═════ RECORD SET ═════
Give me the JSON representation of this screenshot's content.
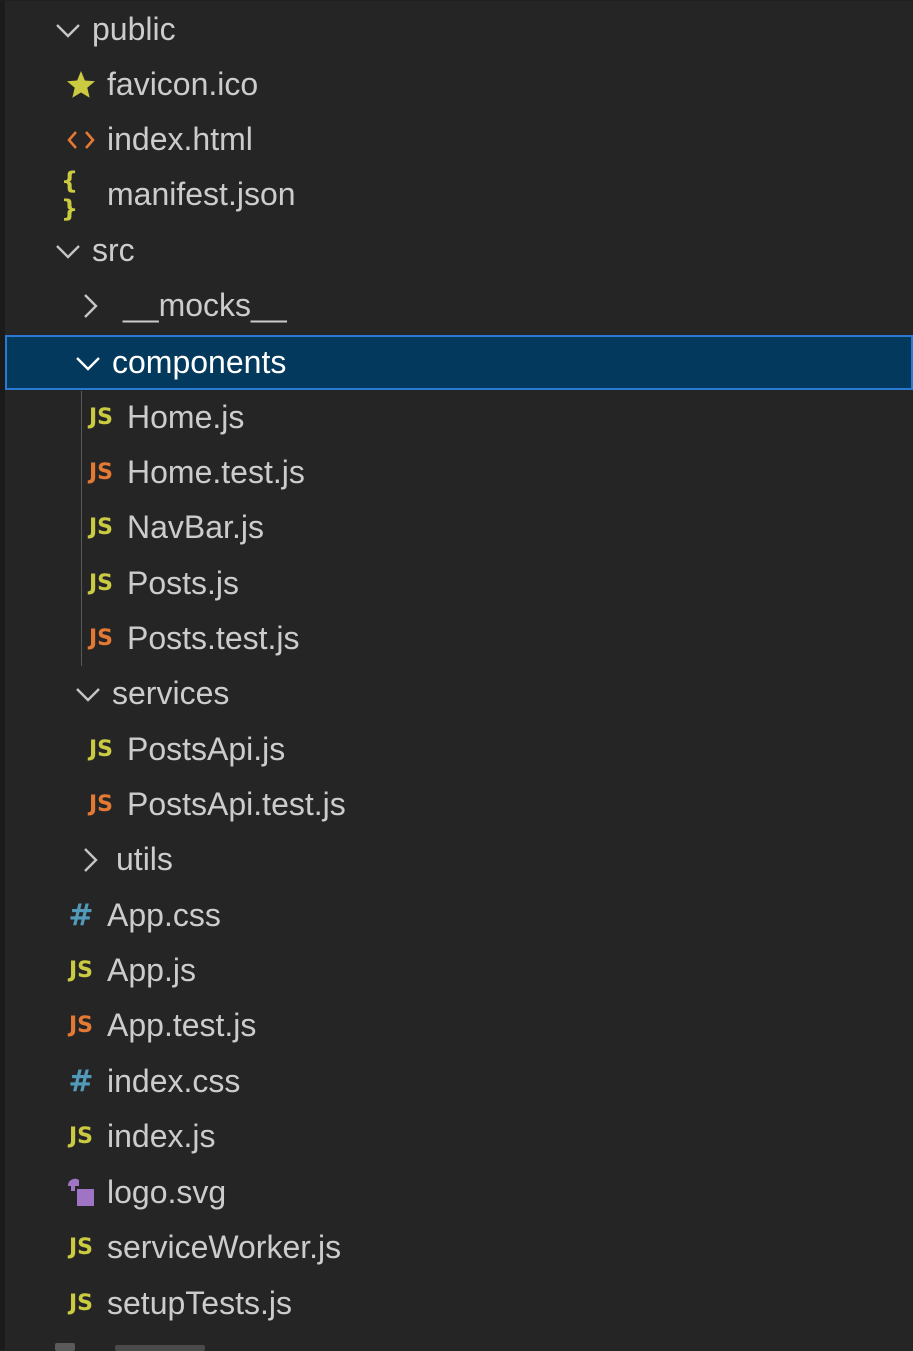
{
  "explorer": {
    "public": {
      "label": "public",
      "files": [
        {
          "label": "favicon.ico",
          "icon": "star-icon"
        },
        {
          "label": "index.html",
          "icon": "html-icon"
        },
        {
          "label": "manifest.json",
          "icon": "json-icon"
        }
      ]
    },
    "src": {
      "label": "src",
      "mocks": {
        "label": "__mocks__"
      },
      "components": {
        "label": "components",
        "files": [
          {
            "label": "Home.js",
            "icon": "js-icon"
          },
          {
            "label": "Home.test.js",
            "icon": "js-test-icon"
          },
          {
            "label": "NavBar.js",
            "icon": "js-icon"
          },
          {
            "label": "Posts.js",
            "icon": "js-icon"
          },
          {
            "label": "Posts.test.js",
            "icon": "js-test-icon"
          }
        ]
      },
      "services": {
        "label": "services",
        "files": [
          {
            "label": "PostsApi.js",
            "icon": "js-icon"
          },
          {
            "label": "PostsApi.test.js",
            "icon": "js-test-icon"
          }
        ]
      },
      "utils": {
        "label": "utils"
      },
      "files": [
        {
          "label": "App.css",
          "icon": "css-icon"
        },
        {
          "label": "App.js",
          "icon": "js-icon"
        },
        {
          "label": "App.test.js",
          "icon": "js-test-icon"
        },
        {
          "label": "index.css",
          "icon": "css-icon"
        },
        {
          "label": "index.js",
          "icon": "js-icon"
        },
        {
          "label": "logo.svg",
          "icon": "svg-icon"
        },
        {
          "label": "serviceWorker.js",
          "icon": "js-icon"
        },
        {
          "label": "setupTests.js",
          "icon": "js-icon"
        }
      ]
    },
    "icon_glyphs": {
      "js": "JS",
      "hash": "#",
      "json": "{ }",
      "html": "<>"
    }
  },
  "colors": {
    "background": "#252526",
    "selected_background": "#04395e",
    "selected_border": "#2b79d0",
    "js_yellow": "#cbcb41",
    "js_test_orange": "#e37933",
    "css_blue": "#519aba",
    "svg_purple": "#a074c4",
    "text": "#cccccc"
  }
}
═════
● EXERCISE DETAILS: Leave out the pictures and print every line of the data exactly.

● REPLY TO THE TASK:
Give me the JSON representation of this screenshot's content.
{
  "explorer": {
    "public": {
      "label": "public",
      "files": [
        {
          "label": "favicon.ico",
          "icon": "star-icon"
        },
        {
          "label": "index.html",
          "icon": "html-icon"
        },
        {
          "label": "manifest.json",
          "icon": "json-icon"
        }
      ]
    },
    "src": {
      "label": "src",
      "mocks": {
        "label": "__mocks__"
      },
      "components": {
        "label": "components",
        "files": [
          {
            "label": "Home.js",
            "icon": "js-icon"
          },
          {
            "label": "Home.test.js",
            "icon": "js-test-icon"
          },
          {
            "label": "NavBar.js",
            "icon": "js-icon"
          },
          {
            "label": "Posts.js",
            "icon": "js-icon"
          },
          {
            "label": "Posts.test.js",
            "icon": "js-test-icon"
          }
        ]
      },
      "services": {
        "label": "services",
        "files": [
          {
            "label": "PostsApi.js",
            "icon": "js-icon"
          },
          {
            "label": "PostsApi.test.js",
            "icon": "js-test-icon"
          }
        ]
      },
      "utils": {
        "label": "utils"
      },
      "files": [
        {
          "label": "App.css",
          "icon": "css-icon"
        },
        {
          "label": "App.js",
          "icon": "js-icon"
        },
        {
          "label": "App.test.js",
          "icon": "js-test-icon"
        },
        {
          "label": "index.css",
          "icon": "css-icon"
        },
        {
          "label": "index.js",
          "icon": "js-icon"
        },
        {
          "label": "logo.svg",
          "icon": "svg-icon"
        },
        {
          "label": "serviceWorker.js",
          "icon": "js-icon"
        },
        {
          "label": "setupTests.js",
          "icon": "js-icon"
        }
      ]
    },
    "icon_glyphs": {
      "js": "JS",
      "hash": "#",
      "json": "{ }",
      "html": "<>"
    }
  },
  "colors": {
    "background": "#252526",
    "selected_background": "#04395e",
    "selected_border": "#2b79d0",
    "js_yellow": "#cbcb41",
    "js_test_orange": "#e37933",
    "css_blue": "#519aba",
    "svg_purple": "#a074c4",
    "text": "#cccccc"
  }
}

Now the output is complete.